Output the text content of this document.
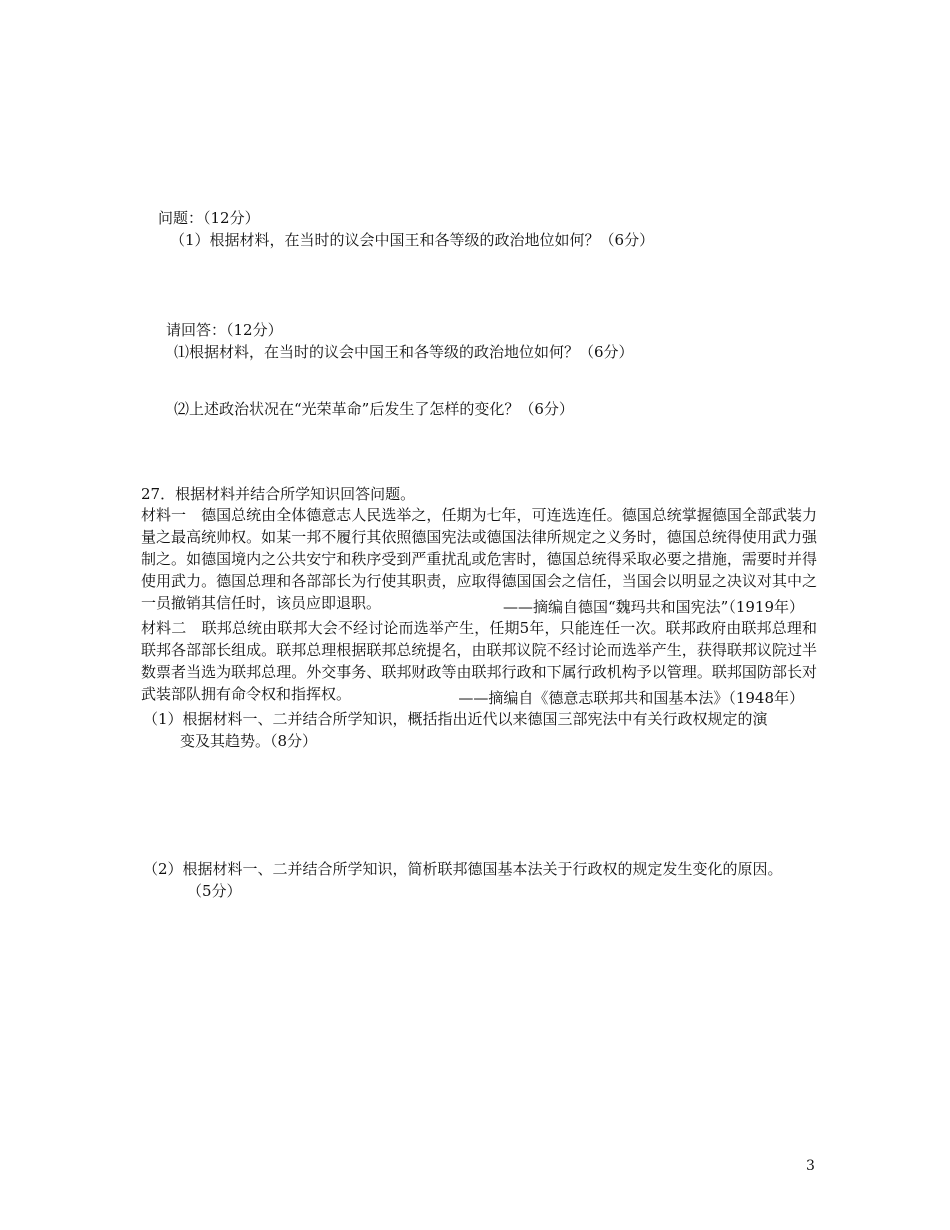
问题：（12分）
（1）根据材料，在当时的议会中国王和各等级的政治地位如何？（6分）
请回答：（12分）
⑴根据材料，在当时的议会中国王和各等级的政治地位如何？（6分）
⑵上述政治状况在“光荣革命”后发生了怎样的变化？（6分）
27．根据材料并结合所学知识回答问题。
材料一　德国总统由全体德意志人民选举之，任期为七年，可连选连任。德国总统掌握德国全部武装力量之最高统帅权。如某一邦不履行其依照德国宪法或德国法律所规定之义务时，德国总统得使用武力强制之。如德国境内之公共安宁和秩序受到严重扰乱或危害时，德国总统得采取必要之措施，需要时并得使用武力。德国总理和各部部长为行使其职责，应取得德国国会之信任，当国会以明显之决议对其中之一员撤销其信任时，该员应即退职。	——摘编自德国“魏玛共和国宪法”（1919年）
材料二　联邦总统由联邦大会不经讨论而选举产生，任期5年，只能连任一次。联邦政府由联邦总理和联邦各部部长组成。联邦总理根据联邦总统提名，由联邦议院不经讨论而选举产生，获得联邦议院过半数票者当选为联邦总理。外交事务、联邦财政等由联邦行政和下属行政机构予以管理。联邦国防部长对武装部队拥有命令权和指挥权。	——摘编自《德意志联邦共和国基本法》（1948年）
（1）根据材料一、二并结合所学知识，概括指出近代以来德国三部宪法中有关行政权规定的演
变及其趋势。（8分）
（2）根据材料一、二并结合所学知识，简析联邦德国基本法关于行政权的规定发生变化的原因。
（5分）
3
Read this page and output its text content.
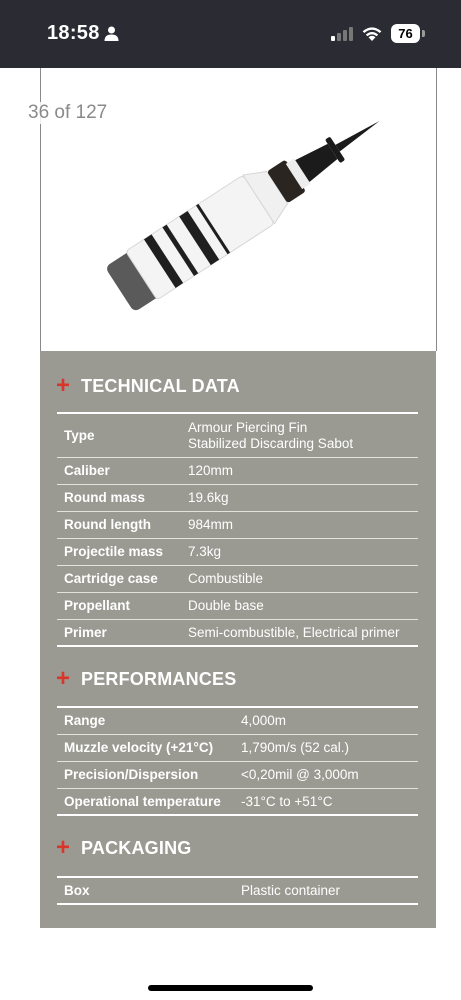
18:58	76
36 of 127
+ TECHNICAL DATA
Type	Armour Piercing Fin
Stabilized Discarding Sabot

Caliber	120mm
Round mass	19.6kg
Round length	984mm
Projectile mass	7.3kg
Cartridge case	Combustible
Propellant	Double base
Primer	Semi-combustible, Electrical primer
+ PERFORMANCES
Range	4,000m
Muzzle velocity (+21°C)	1,790m/s (52 cal.)
Precision/Dispersion	<0,20mil @ 3,000m
Operational temperature	-31°C to +51°C
+ PACKAGING
Box	Plastic container
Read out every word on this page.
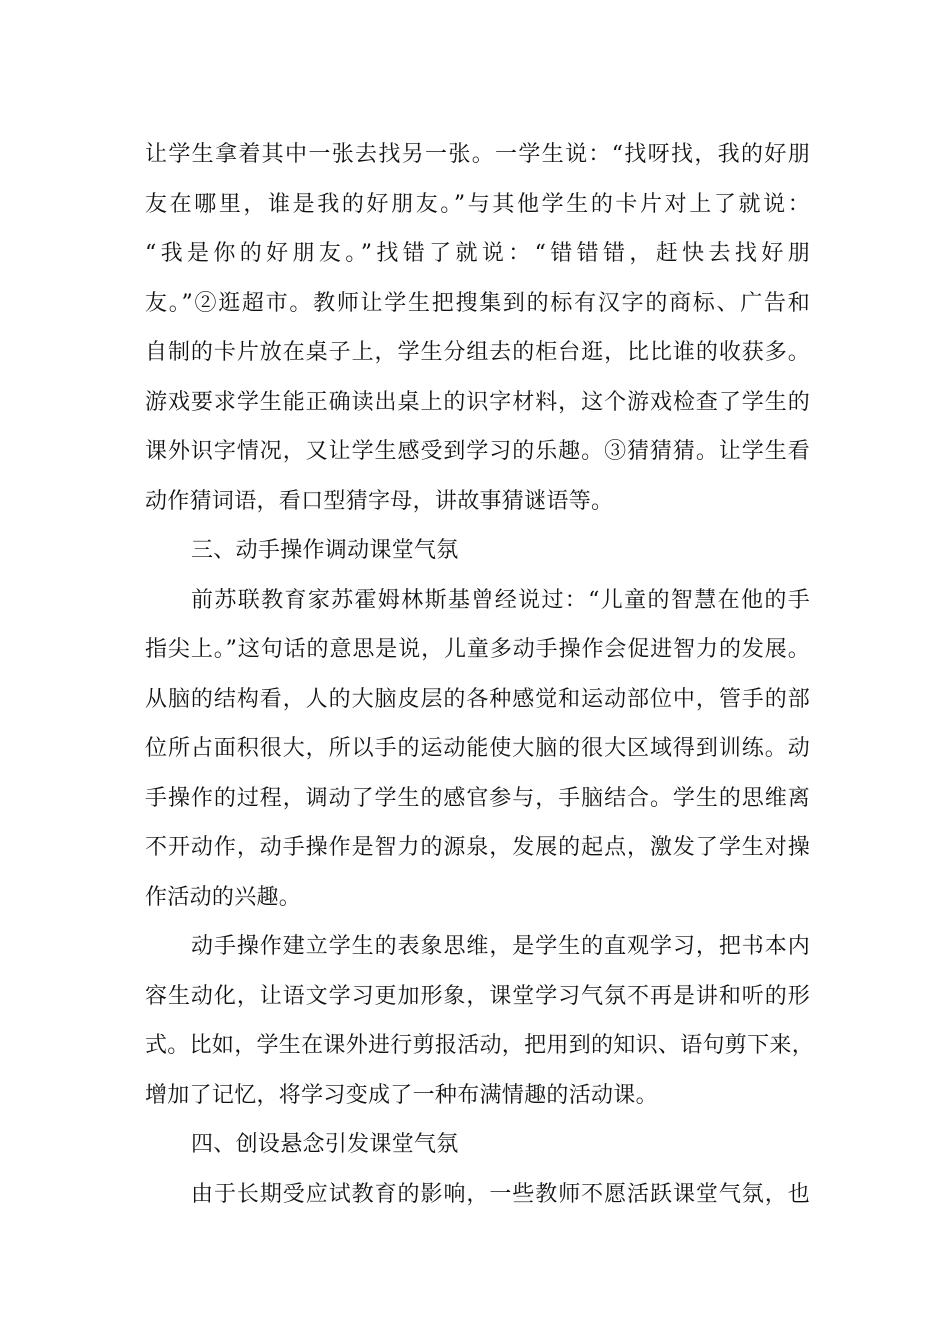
让学生拿着其中一张去找另一张。一学生说：“找呀找，我的好朋
友在哪里，谁是我的好朋友。”与其他学生的卡片对上了就说：
“我是你的好朋友。”找错了就说：“错错错，赶快去找好朋
友。”②逛超市。教师让学生把搜集到的标有汉字的商标、广告和
自制的卡片放在桌子上，学生分组去的柜台逛，比比谁的收获多。
游戏要求学生能正确读出桌上的识字材料，这个游戏检查了学生的
课外识字情况，又让学生感受到学习的乐趣。③猜猜猜。让学生看
动作猜词语，看口型猜字母，讲故事猜谜语等。
三、动手操作调动课堂气氛
前苏联教育家苏霍姆林斯基曾经说过：“儿童的智慧在他的手
指尖上。”这句话的意思是说，儿童多动手操作会促进智力的发展。
从脑的结构看，人的大脑皮层的各种感觉和运动部位中，管手的部
位所占面积很大，所以手的运动能使大脑的很大区域得到训练。动
手操作的过程，调动了学生的感官参与，手脑结合。学生的思维离
不开动作，动手操作是智力的源泉，发展的起点，激发了学生对操
作活动的兴趣。
动手操作建立学生的表象思维，是学生的直观学习，把书本内
容生动化，让语文学习更加形象，课堂学习气氛不再是讲和听的形
式。比如，学生在课外进行剪报活动，把用到的知识、语句剪下来，
增加了记忆，将学习变成了一种布满情趣的活动课。
四、创设悬念引发课堂气氛
由于长期受应试教育的影响，一些教师不愿活跃课堂气氛，也
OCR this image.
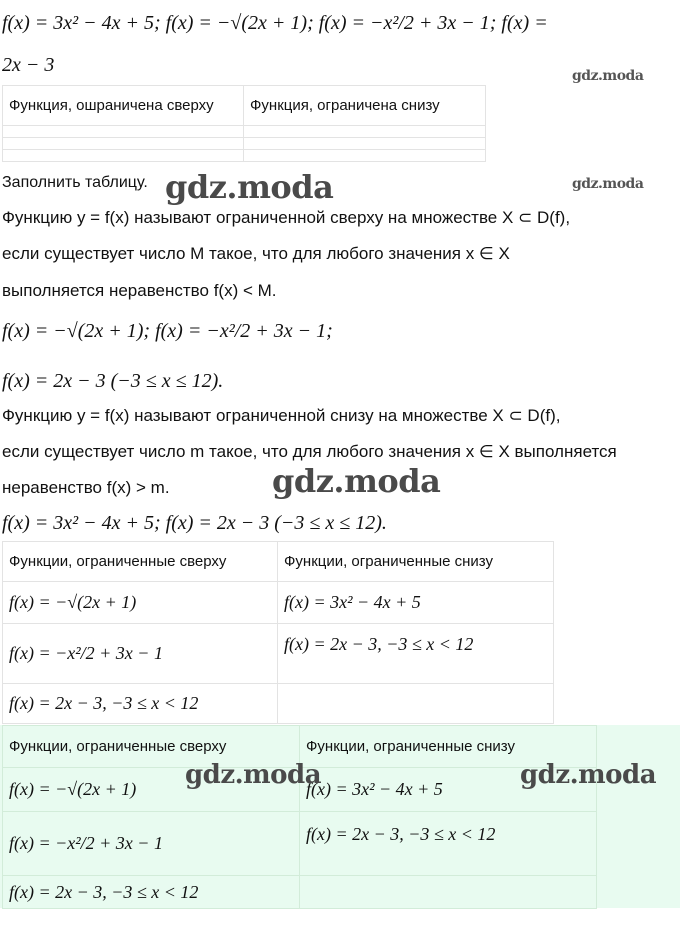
f(x) = 3x² − 4x + 5; f(x) = −√(2x + 1); f(x) = −x²/2 + 3x − 1; f(x) =
2x − 3	gdz.moda
Функция, ошраничена сверху	Функция, ограничена снизу

Заполнить таблицу. gdz.moda	gdz.moda
Функцию y = f(x) называют ограниченной сверху на множестве X ⊂ D(f),
если существует число M такое, что для любого значения x ∈ X
выполняется неравенство f(x) < M.
f(x) = −√(2x + 1); f(x) = −x²/2 + 3x − 1;
f(x) = 2x − 3 (−3 ≤ x ≤ 12).
Функцию y = f(x) называют ограниченной снизу на множестве X ⊂ D(f),
если существует число m такое, что для любого значения x ∈ X выполняется
неравенство f(x) > m.	gdz.moda
f(x) = 3x² − 4x + 5; f(x) = 2x − 3 (−3 ≤ x ≤ 12).
Функции, ограниченные сверху	Функции, ограниченные снизу
f(x) = −√(2x + 1)	f(x) = 3x² − 4x + 5
f(x) = −x²/2 + 3x − 1	f(x) = 2x − 3, −3 ≤ x < 12
f(x) = 2x − 3, −3 ≤ x < 12	
Функции, ограниченные сверху	Функции, ограниченные снизу
f(x) = −√(2x + 1)	f(x) = 3x² − 4x + 5
f(x) = −x²/2 + 3x − 1	f(x) = 2x − 3, −3 ≤ x < 12
f(x) = 2x − 3, −3 ≤ x < 12	
gdz.moda	gdz.moda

........

WHAT TO WORK ON: Beginning with the line that holds "OCR this image." and ending with the last line of the material above, extract every line exactly, pictures excluded.

REPLY:
OCR this image.
f(x) = 3x² − 4x + 5; f(x) = −√(2x + 1); f(x) = −x²/2 + 3x − 1; f(x) =
2x − 3	gdz.moda
Функция, ошраничена сверху	Функция, ограничена снизу

Заполнить таблицу. gdz.moda	gdz.moda
Функцию y = f(x) называют ограниченной сверху на множестве X ⊂ D(f),
если существует число M такое, что для любого значения x ∈ X
выполняется неравенство f(x) < M.
f(x) = −√(2x + 1); f(x) = −x²/2 + 3x − 1;
f(x) = 2x − 3 (−3 ≤ x ≤ 12).
Функцию y = f(x) называют ограниченной снизу на множестве X ⊂ D(f),
если существует число m такое, что для любого значения x ∈ X выполняется
неравенство f(x) > m.	gdz.moda
f(x) = 3x² − 4x + 5; f(x) = 2x − 3 (−3 ≤ x ≤ 12).
Функции, ограниченные сверху	Функции, ограниченные снизу
f(x) = −√(2x + 1)	f(x) = 3x² − 4x + 5
f(x) = −x²/2 + 3x − 1	f(x) = 2x − 3, −3 ≤ x < 12
f(x) = 2x − 3, −3 ≤ x < 12	
Функции, ограниченные сверху	Функции, ограниченные снизу
f(x) = −√(2x + 1)	f(x) = 3x² − 4x + 5
f(x) = −x²/2 + 3x − 1	f(x) = 2x − 3, −3 ≤ x < 12
f(x) = 2x − 3, −3 ≤ x < 12	
gdz.moda	gdz.moda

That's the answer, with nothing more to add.